**Required action**
A word-for-word copy of the records below is needed, without the images.

Dataset rows about figures:

--- START ---

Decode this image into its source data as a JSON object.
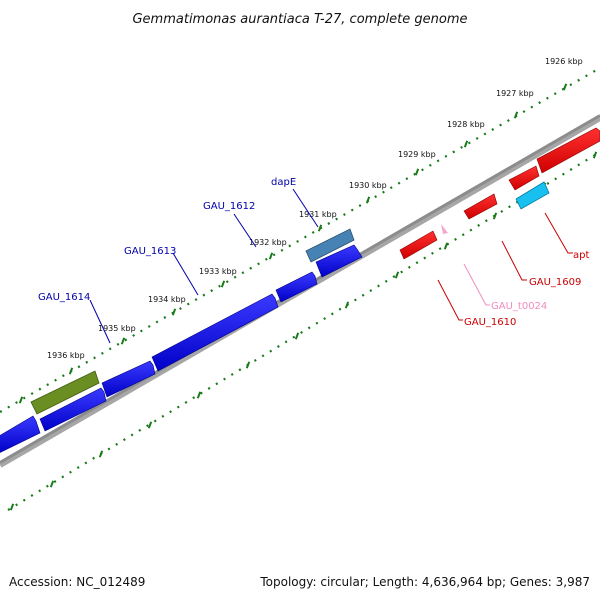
{
  "title": "Gemmatimonas aurantiaca T-27, complete genome",
  "accession": "Accession: NC_012489",
  "summary": "Topology: circular; Length: 4,636,964 bp; Genes: 3,987",
  "colors": {
    "backbone": "#808080",
    "ruler": "#1a7a1a",
    "forward_gene": "#0000e6",
    "forward_label": "#0000aa",
    "reverse_gene": "#e60000",
    "reverse_label": "#cc0000",
    "trna": "#f4a6cc",
    "trna_label": "#f08cbf",
    "olive_feature": "#6b8e23",
    "steel_feature": "#4682b4",
    "cyan_feature": "#18c0f0"
  },
  "ruler_labels": [
    "1926 kbp",
    "1927 kbp",
    "1928 kbp",
    "1929 kbp",
    "1930 kbp",
    "1931 kbp",
    "1932 kbp",
    "1933 kbp",
    "1934 kbp",
    "1935 kbp",
    "1936 kbp"
  ],
  "gene_labels": [
    {
      "text": "dapE",
      "strand": "forward"
    },
    {
      "text": "GAU_1612",
      "strand": "forward"
    },
    {
      "text": "GAU_1613",
      "strand": "forward"
    },
    {
      "text": "GAU_1614",
      "strand": "forward"
    },
    {
      "text": "apt",
      "strand": "reverse"
    },
    {
      "text": "GAU_1609",
      "strand": "reverse"
    },
    {
      "text": "GAU_t0024",
      "strand": "trna"
    },
    {
      "text": "GAU_1610",
      "strand": "reverse"
    }
  ]
}
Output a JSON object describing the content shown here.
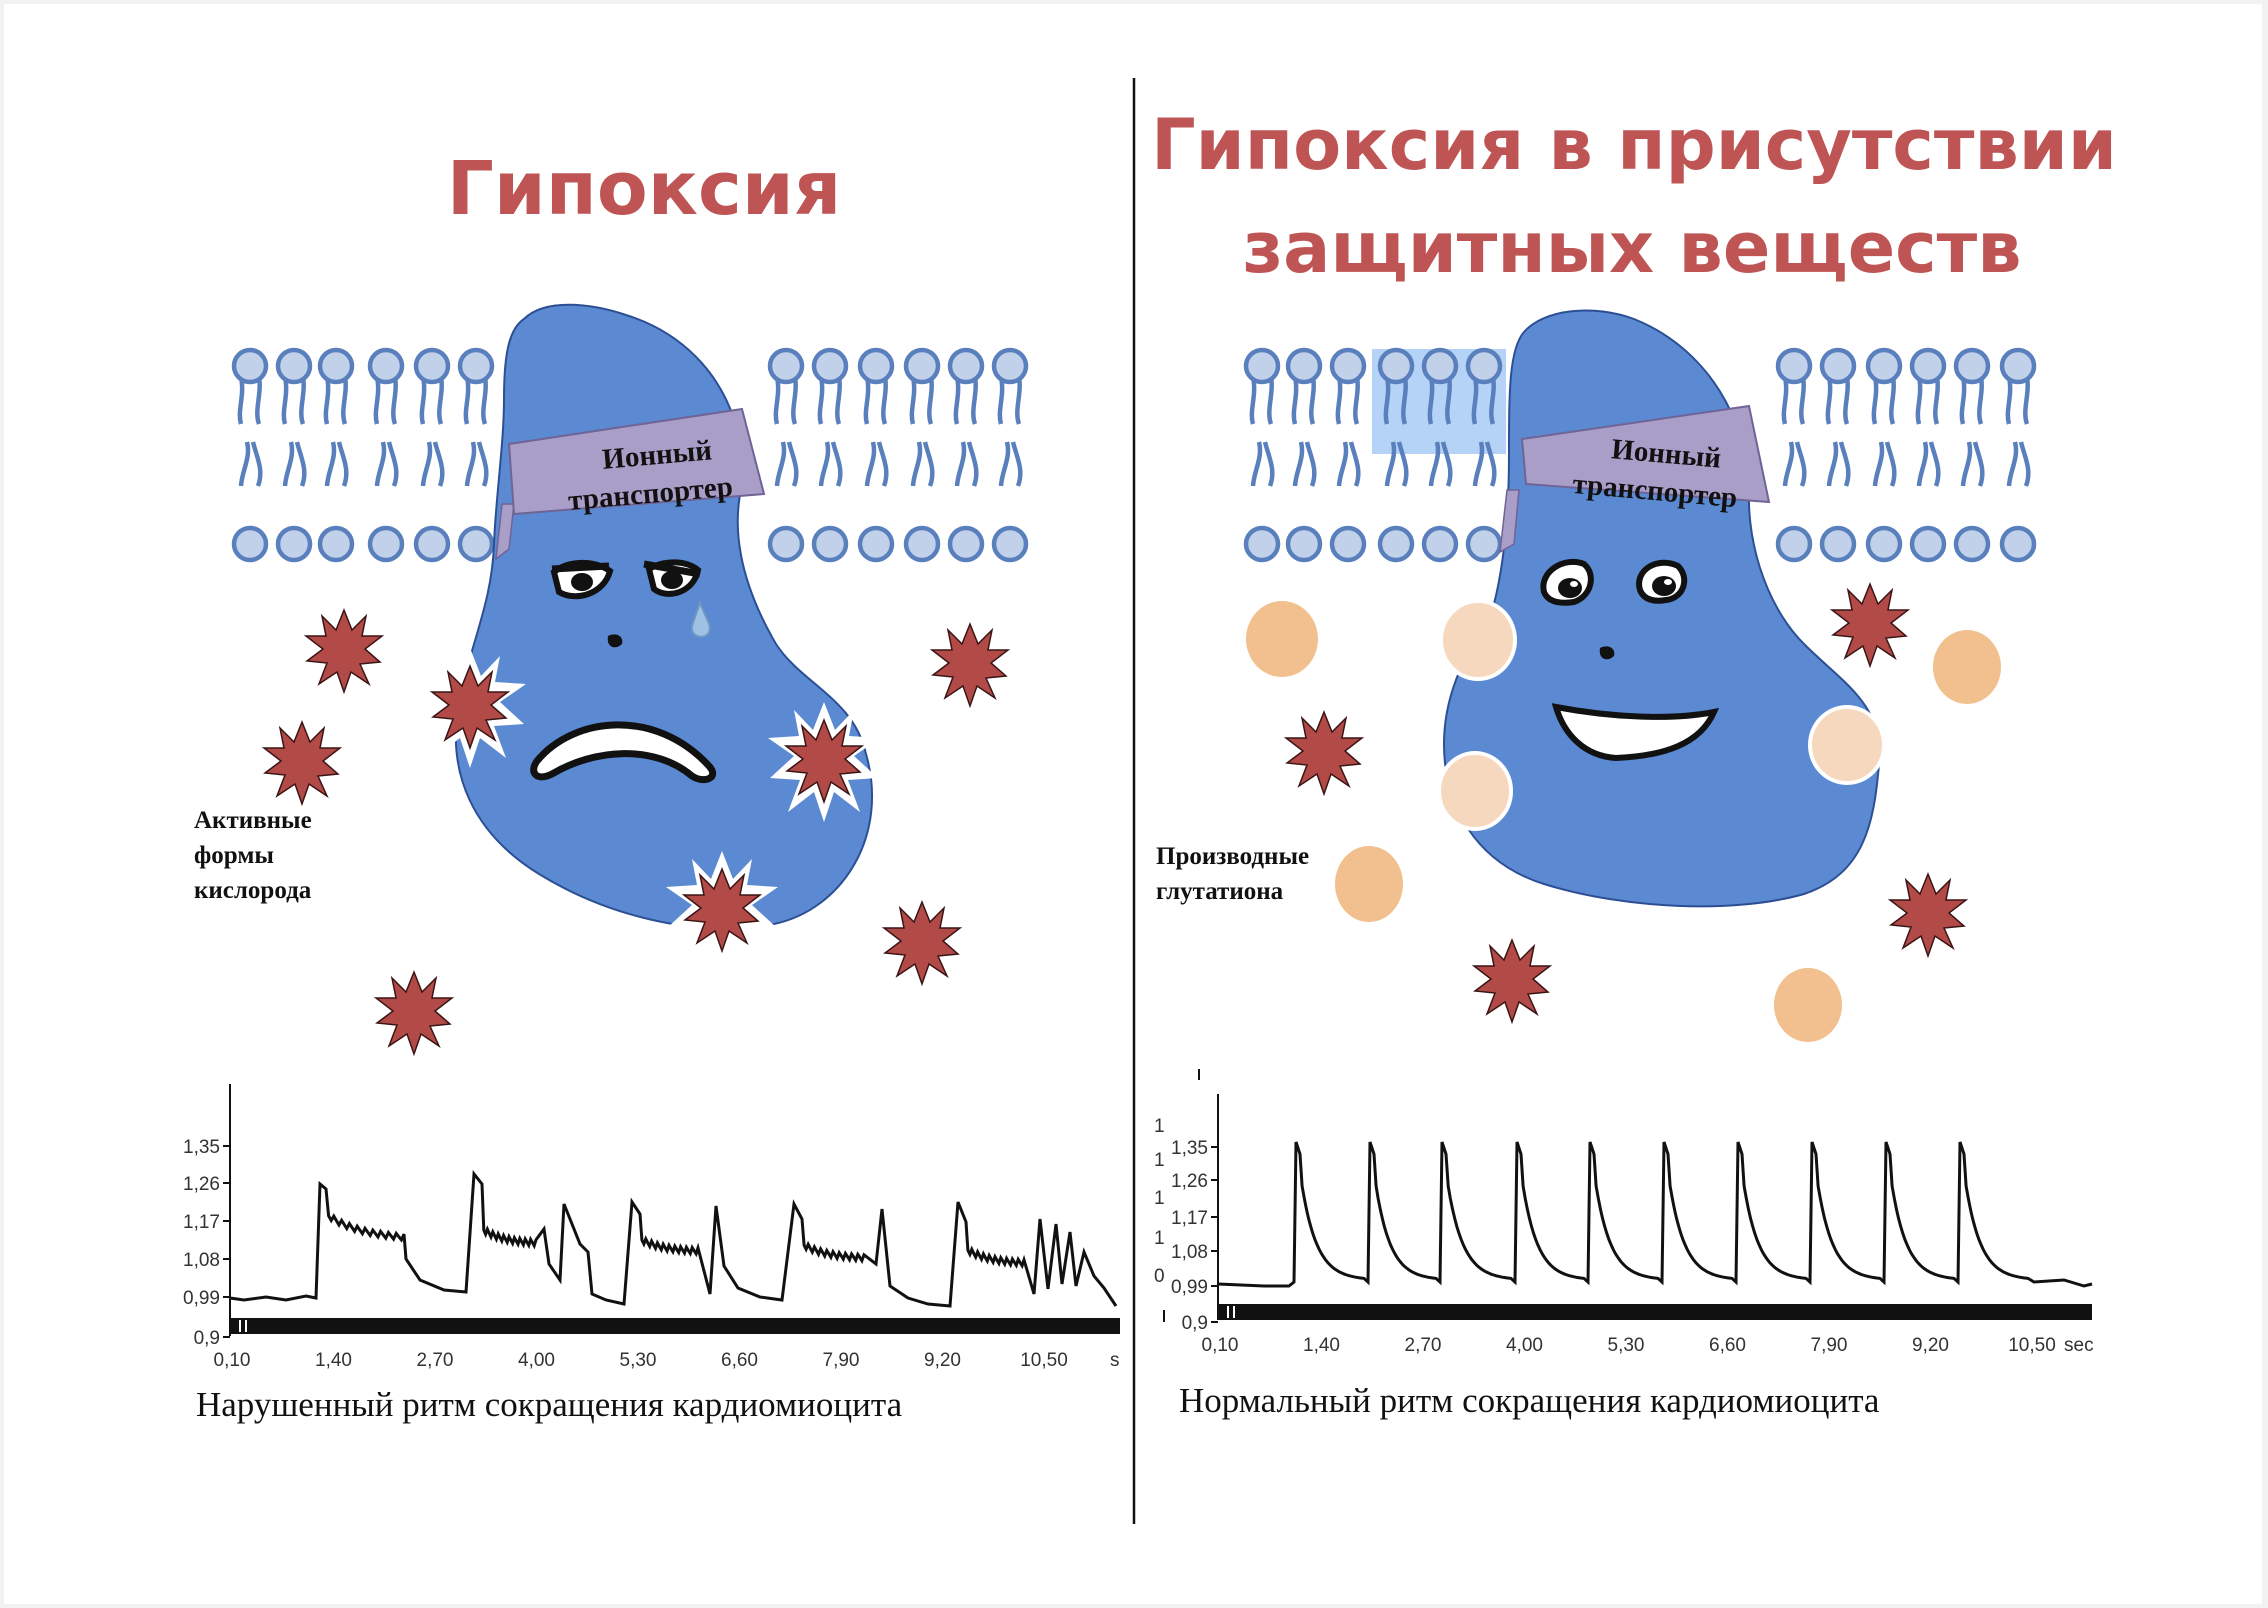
{
  "left": {
    "title": "Гипоксия",
    "transporter": [
      "Ионный",
      "транспортер"
    ],
    "ros_label": [
      "Активные",
      "формы",
      "кислорода"
    ],
    "caption": "Нарушенный ритм сокращения кардиомиоцита",
    "y_ticks": [
      "1,35",
      "1,26",
      "1,17",
      "1,08",
      "0,99",
      "0,9"
    ],
    "x_ticks": [
      "0,10",
      "1,40",
      "2,70",
      "4,00",
      "5,30",
      "6,60",
      "7,90",
      "9,20",
      "10,50"
    ],
    "x_unit": "s"
  },
  "right": {
    "title": [
      "Гипоксия в присутствии",
      "защитных веществ"
    ],
    "transporter": [
      "Ионный",
      "транспортер"
    ],
    "glut_label": [
      "Производные",
      "глутатиона"
    ],
    "caption": "Нормальный ритм сокращения кардиомиоцита",
    "y_ticks": [
      "1,35",
      "1,26",
      "1,17",
      "1,08",
      "0,99",
      "0,9"
    ],
    "x_ticks": [
      "0,10",
      "1,40",
      "2,70",
      "4,00",
      "5,30",
      "6,60",
      "7,90",
      "9,20",
      "10,50"
    ],
    "x_unit": "sec"
  },
  "colors": {
    "title": "#be5454",
    "protein": "#5b8ad3",
    "transporter": "#a89ec8",
    "lipid_head": "#c2d1ea",
    "lipid_line": "#5a7fbd",
    "ros": "#b24a48",
    "glutathione": "#f1c08e",
    "glutathione_pale": "#f6d8be"
  }
}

--- END ---

**Response to this exercise**
Decode this image into its source data as a JSON object.
{
  "title": "Gemmatimonas aurantiaca T-27, complete genome",
  "accession": "Accession: NC_012489",
  "summary": "Topology: circular; Length: 4,636,964 bp; Genes: 3,987",
  "colors": {
    "backbone": "#808080",
    "ruler": "#1a7a1a",
    "forward_gene": "#0000e6",
    "forward_label": "#0000aa",
    "reverse_gene": "#e60000",
    "reverse_label": "#cc0000",
    "trna": "#f4a6cc",
    "trna_label": "#f08cbf",
    "olive_feature": "#6b8e23",
    "steel_feature": "#4682b4",
    "cyan_feature": "#18c0f0"
  },
  "ruler_labels": [
    "1926 kbp",
    "1927 kbp",
    "1928 kbp",
    "1929 kbp",
    "1930 kbp",
    "1931 kbp",
    "1932 kbp",
    "1933 kbp",
    "1934 kbp",
    "1935 kbp",
    "1936 kbp"
  ],
  "gene_labels": [
    {
      "text": "dapE",
      "strand": "forward"
    },
    {
      "text": "GAU_1612",
      "strand": "forward"
    },
    {
      "text": "GAU_1613",
      "strand": "forward"
    },
    {
      "text": "GAU_1614",
      "strand": "forward"
    },
    {
      "text": "apt",
      "strand": "reverse"
    },
    {
      "text": "GAU_1609",
      "strand": "reverse"
    },
    {
      "text": "GAU_t0024",
      "strand": "trna"
    },
    {
      "text": "GAU_1610",
      "strand": "reverse"
    }
  ]
}
Output a JSON object describing the content shown here.
{
  "left": {
    "title": "Гипоксия",
    "transporter": [
      "Ионный",
      "транспортер"
    ],
    "ros_label": [
      "Активные",
      "формы",
      "кислорода"
    ],
    "caption": "Нарушенный ритм сокращения кардиомиоцита",
    "y_ticks": [
      "1,35",
      "1,26",
      "1,17",
      "1,08",
      "0,99",
      "0,9"
    ],
    "x_ticks": [
      "0,10",
      "1,40",
      "2,70",
      "4,00",
      "5,30",
      "6,60",
      "7,90",
      "9,20",
      "10,50"
    ],
    "x_unit": "s"
  },
  "right": {
    "title": [
      "Гипоксия в присутствии",
      "защитных веществ"
    ],
    "transporter": [
      "Ионный",
      "транспортер"
    ],
    "glut_label": [
      "Производные",
      "глутатиона"
    ],
    "caption": "Нормальный ритм сокращения кардиомиоцита",
    "y_ticks": [
      "1,35",
      "1,26",
      "1,17",
      "1,08",
      "0,99",
      "0,9"
    ],
    "x_ticks": [
      "0,10",
      "1,40",
      "2,70",
      "4,00",
      "5,30",
      "6,60",
      "7,90",
      "9,20",
      "10,50"
    ],
    "x_unit": "sec"
  },
  "colors": {
    "title": "#be5454",
    "protein": "#5b8ad3",
    "transporter": "#a89ec8",
    "lipid_head": "#c2d1ea",
    "lipid_line": "#5a7fbd",
    "ros": "#b24a48",
    "glutathione": "#f1c08e",
    "glutathione_pale": "#f6d8be"
  }
}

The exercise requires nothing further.